─── Excerpted records

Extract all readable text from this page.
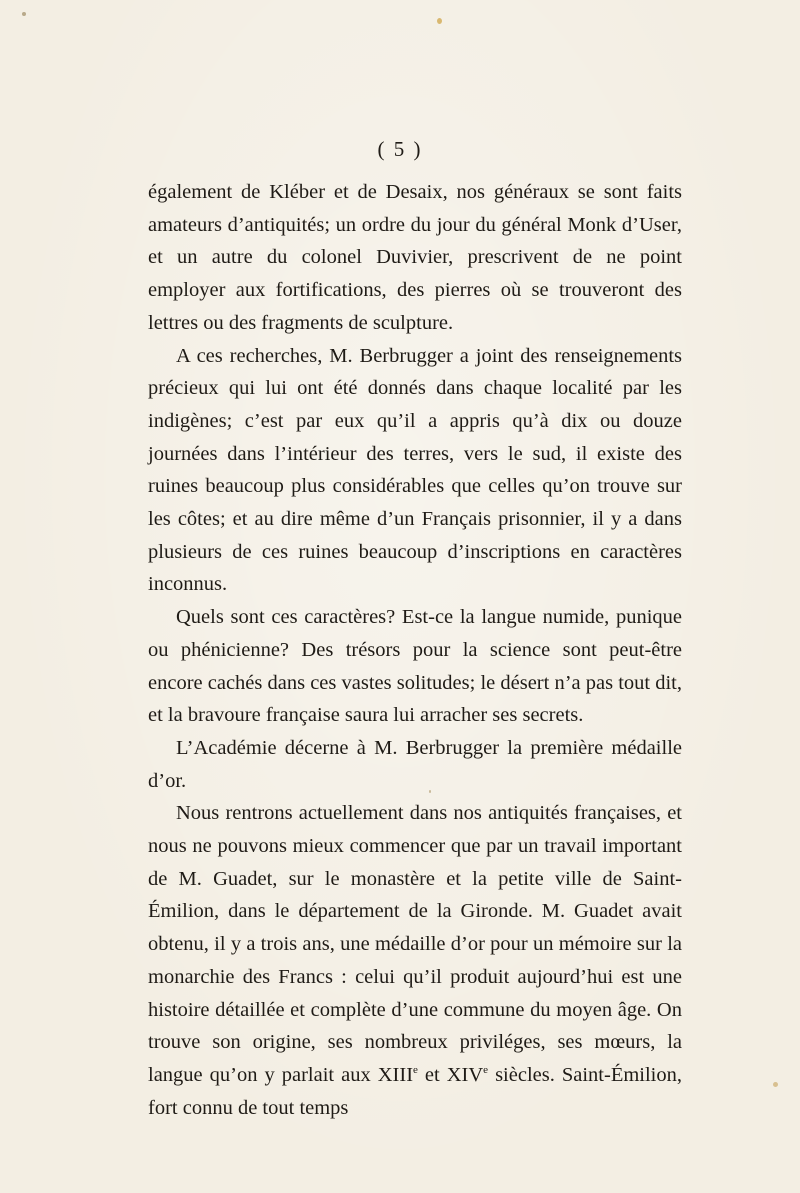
( 5 )

également de Kléber et de Desaix, nos généraux se sont faits amateurs d’antiquités; un ordre du jour du général Monk d’User, et un autre du colonel Duvivier, prescrivent de ne point employer aux fortifications, des pierres où se trouveront des lettres ou des fragments de sculpture.

A ces recherches, M. Berbrugger a joint des renseignements précieux qui lui ont été donnés dans chaque localité par les indigènes; c’est par eux qu’il a appris qu’à dix ou douze journées dans l’intérieur des terres, vers le sud, il existe des ruines beaucoup plus considérables que celles qu’on trouve sur les côtes; et au dire même d’un Français prisonnier, il y a dans plusieurs de ces ruines beaucoup d’inscriptions en caractères inconnus.

Quels sont ces caractères? Est-ce la langue numide, punique ou phénicienne? Des trésors pour la science sont peut-être encore cachés dans ces vastes solitudes; le désert n’a pas tout dit, et la bravoure française saura lui arracher ses secrets.

L’Académie décerne à M. Berbrugger la première médaille d’or.

Nous rentrons actuellement dans nos antiquités françaises, et nous ne pouvons mieux commencer que par un travail important de M. Guadet, sur le monastère et la petite ville de Saint-Émilion, dans le département de la Gironde. M. Guadet avait obtenu, il y a trois ans, une médaille d’or pour un mémoire sur la monarchie des Francs : celui qu’il produit aujourd’hui est une histoire détaillée et complète d’une commune du moyen âge. On trouve son origine, ses nombreux priviléges, ses mœurs, la langue qu’on y parlait aux XIIIe et XIVe siècles. Saint-Émilion, fort connu de tout temps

──────

Copy out all lines where the word "tout" appears.

### [Result]
Quels sont ces caractères? Est-ce la langue numide, punique ou phénicienne? Des trésors pour la science sont peut-être encore cachés dans ces vastes solitudes; le désert n’a pas tout dit, et la bravoure française saura lui arracher ses secrets.
Nous rentrons actuellement dans nos antiquités françaises, et nous ne pouvons mieux commencer que par un travail important de M. Guadet, sur le monastère et la petite ville de Saint-Émilion, dans le département de la Gironde. M. Guadet avait obtenu, il y a trois ans, une médaille d’or pour un mémoire sur la monarchie des Francs : celui qu’il produit aujourd’hui est une histoire détaillée et complète d’une commune du moyen âge. On trouve son origine, ses nombreux priviléges, ses mœurs, la langue qu’on y parlait aux XIIIe et XIVe siècles. Saint-Émilion, fort connu de tout temps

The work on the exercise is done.